SET EXERCISE
Starting with the line that contains "wire: from GND" and going on through the line that contains "svg-text:GND: GND [683, 291, 708, 302]", update the data by changing "junction node" to "junction point" and leaving everything else as it is. Return only those lines.
- - - -
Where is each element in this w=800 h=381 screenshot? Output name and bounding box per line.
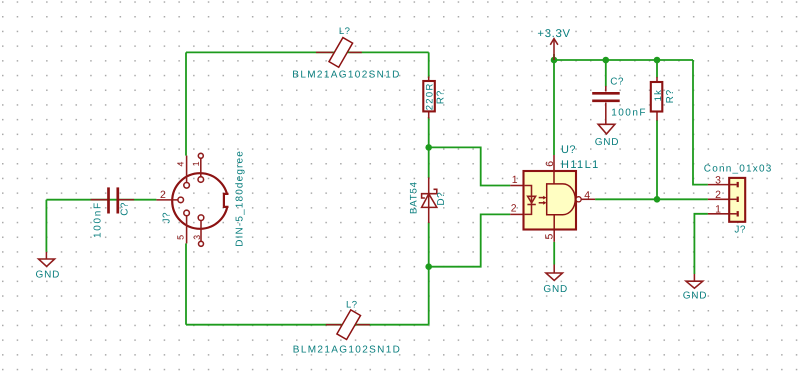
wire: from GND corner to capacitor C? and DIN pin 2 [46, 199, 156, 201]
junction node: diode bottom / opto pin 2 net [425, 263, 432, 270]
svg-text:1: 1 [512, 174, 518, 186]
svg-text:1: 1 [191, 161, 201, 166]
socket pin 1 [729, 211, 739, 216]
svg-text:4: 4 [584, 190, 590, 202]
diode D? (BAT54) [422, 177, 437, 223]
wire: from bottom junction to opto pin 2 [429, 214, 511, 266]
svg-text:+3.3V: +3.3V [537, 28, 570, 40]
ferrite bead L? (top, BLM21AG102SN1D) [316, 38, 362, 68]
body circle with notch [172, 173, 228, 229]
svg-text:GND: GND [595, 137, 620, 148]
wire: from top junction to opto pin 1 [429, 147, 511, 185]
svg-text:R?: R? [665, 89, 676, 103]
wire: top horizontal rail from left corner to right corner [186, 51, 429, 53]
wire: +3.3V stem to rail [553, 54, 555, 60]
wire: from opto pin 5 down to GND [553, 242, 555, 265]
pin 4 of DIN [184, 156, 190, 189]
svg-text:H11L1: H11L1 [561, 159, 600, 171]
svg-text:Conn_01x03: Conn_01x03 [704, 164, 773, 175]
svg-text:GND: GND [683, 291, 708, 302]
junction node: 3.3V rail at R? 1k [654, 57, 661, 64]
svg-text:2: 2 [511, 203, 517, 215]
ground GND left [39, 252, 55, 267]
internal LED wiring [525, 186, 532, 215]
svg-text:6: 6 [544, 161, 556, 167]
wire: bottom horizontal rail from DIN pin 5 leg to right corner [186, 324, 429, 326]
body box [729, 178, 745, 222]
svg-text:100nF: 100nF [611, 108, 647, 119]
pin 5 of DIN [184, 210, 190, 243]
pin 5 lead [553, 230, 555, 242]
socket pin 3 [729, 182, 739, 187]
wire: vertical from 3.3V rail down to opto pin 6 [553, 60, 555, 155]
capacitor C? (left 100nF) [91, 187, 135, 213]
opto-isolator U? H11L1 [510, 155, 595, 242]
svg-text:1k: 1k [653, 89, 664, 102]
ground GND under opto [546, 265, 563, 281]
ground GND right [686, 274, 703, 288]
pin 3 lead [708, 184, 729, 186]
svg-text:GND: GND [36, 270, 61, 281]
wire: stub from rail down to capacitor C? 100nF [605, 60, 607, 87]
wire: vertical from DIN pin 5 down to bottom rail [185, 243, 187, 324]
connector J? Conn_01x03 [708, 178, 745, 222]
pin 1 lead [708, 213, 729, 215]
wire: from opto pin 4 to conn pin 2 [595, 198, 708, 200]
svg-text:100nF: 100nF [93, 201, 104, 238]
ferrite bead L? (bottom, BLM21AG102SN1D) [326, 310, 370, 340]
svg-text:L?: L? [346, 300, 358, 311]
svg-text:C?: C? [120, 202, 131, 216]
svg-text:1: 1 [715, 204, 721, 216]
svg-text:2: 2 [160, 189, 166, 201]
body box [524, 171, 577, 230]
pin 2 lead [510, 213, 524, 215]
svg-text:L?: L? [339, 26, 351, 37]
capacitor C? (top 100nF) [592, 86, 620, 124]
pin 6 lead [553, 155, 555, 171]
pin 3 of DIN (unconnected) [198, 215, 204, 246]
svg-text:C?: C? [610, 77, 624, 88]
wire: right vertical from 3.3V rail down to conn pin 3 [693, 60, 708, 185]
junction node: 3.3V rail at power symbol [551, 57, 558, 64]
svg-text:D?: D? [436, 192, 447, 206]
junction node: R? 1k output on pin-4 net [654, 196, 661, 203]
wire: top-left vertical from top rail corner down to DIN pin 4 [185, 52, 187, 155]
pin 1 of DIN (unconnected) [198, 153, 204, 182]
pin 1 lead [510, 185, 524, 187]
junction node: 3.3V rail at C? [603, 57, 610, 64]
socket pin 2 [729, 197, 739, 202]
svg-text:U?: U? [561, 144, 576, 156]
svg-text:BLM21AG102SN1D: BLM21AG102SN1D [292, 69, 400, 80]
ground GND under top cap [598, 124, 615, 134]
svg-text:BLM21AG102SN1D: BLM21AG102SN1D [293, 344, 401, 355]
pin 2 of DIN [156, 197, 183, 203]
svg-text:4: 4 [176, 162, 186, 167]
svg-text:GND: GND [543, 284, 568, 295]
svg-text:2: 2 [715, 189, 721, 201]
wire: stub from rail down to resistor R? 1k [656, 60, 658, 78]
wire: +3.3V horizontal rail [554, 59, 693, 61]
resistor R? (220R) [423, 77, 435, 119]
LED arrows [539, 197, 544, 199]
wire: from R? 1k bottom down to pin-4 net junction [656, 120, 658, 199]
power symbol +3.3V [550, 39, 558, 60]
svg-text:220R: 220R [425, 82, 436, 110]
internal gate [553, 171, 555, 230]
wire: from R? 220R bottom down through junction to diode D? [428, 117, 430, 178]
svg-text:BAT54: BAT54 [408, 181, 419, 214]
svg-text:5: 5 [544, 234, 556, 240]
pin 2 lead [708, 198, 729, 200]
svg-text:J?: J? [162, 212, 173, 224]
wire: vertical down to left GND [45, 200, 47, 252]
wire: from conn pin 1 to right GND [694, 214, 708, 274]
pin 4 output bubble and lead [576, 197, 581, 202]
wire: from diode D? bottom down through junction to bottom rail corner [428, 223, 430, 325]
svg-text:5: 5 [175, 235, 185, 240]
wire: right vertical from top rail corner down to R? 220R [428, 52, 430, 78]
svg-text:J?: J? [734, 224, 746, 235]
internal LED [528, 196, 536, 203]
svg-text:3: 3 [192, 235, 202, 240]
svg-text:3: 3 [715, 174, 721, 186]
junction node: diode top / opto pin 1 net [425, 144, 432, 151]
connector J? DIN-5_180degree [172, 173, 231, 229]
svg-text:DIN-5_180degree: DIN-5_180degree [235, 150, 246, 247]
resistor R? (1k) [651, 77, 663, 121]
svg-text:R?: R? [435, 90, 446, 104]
- - - -
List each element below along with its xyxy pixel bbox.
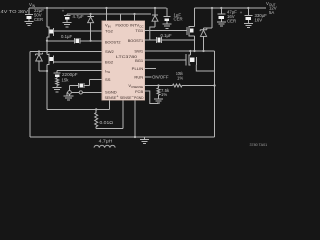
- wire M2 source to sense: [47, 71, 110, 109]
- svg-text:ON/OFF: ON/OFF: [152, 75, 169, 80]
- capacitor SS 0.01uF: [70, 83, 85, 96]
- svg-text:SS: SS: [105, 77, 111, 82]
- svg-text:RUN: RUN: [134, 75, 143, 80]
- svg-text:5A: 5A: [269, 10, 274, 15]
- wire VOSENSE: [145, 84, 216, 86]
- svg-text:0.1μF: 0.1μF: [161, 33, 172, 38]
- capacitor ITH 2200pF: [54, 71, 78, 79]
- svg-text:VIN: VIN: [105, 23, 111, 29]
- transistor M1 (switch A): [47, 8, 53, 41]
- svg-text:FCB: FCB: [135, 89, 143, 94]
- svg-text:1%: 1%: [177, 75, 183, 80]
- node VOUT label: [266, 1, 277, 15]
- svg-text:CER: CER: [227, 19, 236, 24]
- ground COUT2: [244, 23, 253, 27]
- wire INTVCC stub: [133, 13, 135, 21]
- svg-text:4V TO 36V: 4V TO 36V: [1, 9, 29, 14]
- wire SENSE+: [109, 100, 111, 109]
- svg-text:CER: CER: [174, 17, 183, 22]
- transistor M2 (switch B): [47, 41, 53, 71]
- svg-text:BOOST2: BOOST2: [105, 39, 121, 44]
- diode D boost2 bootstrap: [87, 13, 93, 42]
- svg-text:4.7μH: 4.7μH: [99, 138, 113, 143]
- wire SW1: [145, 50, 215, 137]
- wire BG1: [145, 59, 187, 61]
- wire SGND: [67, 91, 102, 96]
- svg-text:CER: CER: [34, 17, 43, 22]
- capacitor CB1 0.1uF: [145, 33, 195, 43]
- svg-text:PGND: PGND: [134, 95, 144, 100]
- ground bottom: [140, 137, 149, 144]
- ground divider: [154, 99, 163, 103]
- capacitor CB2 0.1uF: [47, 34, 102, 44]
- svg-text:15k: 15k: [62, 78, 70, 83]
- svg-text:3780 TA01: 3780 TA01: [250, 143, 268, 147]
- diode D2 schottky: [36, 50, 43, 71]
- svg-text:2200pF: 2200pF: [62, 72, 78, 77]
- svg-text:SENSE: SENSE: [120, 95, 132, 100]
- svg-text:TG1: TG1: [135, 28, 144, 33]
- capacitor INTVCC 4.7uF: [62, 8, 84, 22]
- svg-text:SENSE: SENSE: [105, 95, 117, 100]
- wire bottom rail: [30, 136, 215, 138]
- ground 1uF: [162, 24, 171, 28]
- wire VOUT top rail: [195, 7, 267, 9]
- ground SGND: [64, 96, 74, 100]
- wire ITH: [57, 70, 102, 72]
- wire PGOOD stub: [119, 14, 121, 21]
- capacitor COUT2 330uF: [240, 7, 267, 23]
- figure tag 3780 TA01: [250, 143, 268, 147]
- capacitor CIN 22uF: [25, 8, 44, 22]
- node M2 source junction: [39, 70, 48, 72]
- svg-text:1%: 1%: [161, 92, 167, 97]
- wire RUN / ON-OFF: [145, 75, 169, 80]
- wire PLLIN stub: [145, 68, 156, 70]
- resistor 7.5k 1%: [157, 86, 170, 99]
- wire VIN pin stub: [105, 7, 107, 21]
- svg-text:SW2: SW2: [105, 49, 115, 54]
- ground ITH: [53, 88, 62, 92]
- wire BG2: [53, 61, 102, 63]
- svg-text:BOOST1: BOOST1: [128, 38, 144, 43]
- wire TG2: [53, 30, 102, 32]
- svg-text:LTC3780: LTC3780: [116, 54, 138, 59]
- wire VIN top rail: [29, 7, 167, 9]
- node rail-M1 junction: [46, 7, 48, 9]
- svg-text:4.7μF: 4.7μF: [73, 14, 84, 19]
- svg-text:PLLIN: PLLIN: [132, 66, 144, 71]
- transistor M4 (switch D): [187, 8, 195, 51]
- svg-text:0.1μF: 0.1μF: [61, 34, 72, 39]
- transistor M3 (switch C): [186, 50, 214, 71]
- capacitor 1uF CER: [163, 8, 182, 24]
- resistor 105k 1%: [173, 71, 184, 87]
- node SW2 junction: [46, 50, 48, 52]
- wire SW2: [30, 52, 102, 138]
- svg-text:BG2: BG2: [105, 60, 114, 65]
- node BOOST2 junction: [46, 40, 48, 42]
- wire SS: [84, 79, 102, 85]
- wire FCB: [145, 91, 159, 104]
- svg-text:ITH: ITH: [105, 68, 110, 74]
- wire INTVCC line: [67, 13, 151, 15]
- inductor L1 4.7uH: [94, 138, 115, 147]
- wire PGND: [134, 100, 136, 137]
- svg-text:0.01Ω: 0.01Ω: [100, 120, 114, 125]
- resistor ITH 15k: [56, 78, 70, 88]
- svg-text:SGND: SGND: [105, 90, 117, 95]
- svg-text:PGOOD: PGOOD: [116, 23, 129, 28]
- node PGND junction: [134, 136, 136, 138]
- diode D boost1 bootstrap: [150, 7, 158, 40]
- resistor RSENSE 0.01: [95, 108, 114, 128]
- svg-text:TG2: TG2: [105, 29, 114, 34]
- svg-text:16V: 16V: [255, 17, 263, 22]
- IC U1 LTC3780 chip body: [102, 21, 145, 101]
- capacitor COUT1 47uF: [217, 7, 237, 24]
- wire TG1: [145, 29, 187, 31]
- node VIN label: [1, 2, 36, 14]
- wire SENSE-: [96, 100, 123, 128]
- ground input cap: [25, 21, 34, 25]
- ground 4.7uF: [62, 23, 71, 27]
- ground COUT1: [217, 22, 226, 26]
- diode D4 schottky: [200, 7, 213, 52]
- - - -
TASK OUTPUT
wire: from GND corner to capacitor C? and DIN pin 2 [46, 199, 156, 201]
junction point: diode bottom / opto pin 2 net [425, 263, 432, 270]
svg-text:1: 1 [512, 174, 518, 186]
svg-text:1: 1 [191, 161, 201, 166]
socket pin 1 [729, 211, 739, 216]
svg-text:4: 4 [584, 190, 590, 202]
diode D? (BAT54) [422, 177, 437, 223]
wire: from bottom junction to opto pin 2 [429, 214, 511, 266]
svg-text:+3.3V: +3.3V [537, 28, 570, 40]
ferrite bead L? (top, BLM21AG102SN1D) [316, 38, 362, 68]
body circle with notch [172, 173, 228, 229]
svg-text:GND: GND [595, 137, 620, 148]
wire: from top junction to opto pin 1 [429, 147, 511, 185]
svg-text:R?: R? [665, 89, 676, 103]
wire: top horizontal rail from left corner to right corner [186, 51, 429, 53]
wire: +3.3V stem to rail [553, 54, 555, 60]
wire: from opto pin 5 down to GND [553, 242, 555, 265]
pin 4 of DIN [184, 156, 190, 189]
svg-text:H11L1: H11L1 [561, 159, 600, 171]
svg-text:Conn_01x03: Conn_01x03 [704, 164, 773, 175]
svg-text:GND: GND [683, 291, 708, 302]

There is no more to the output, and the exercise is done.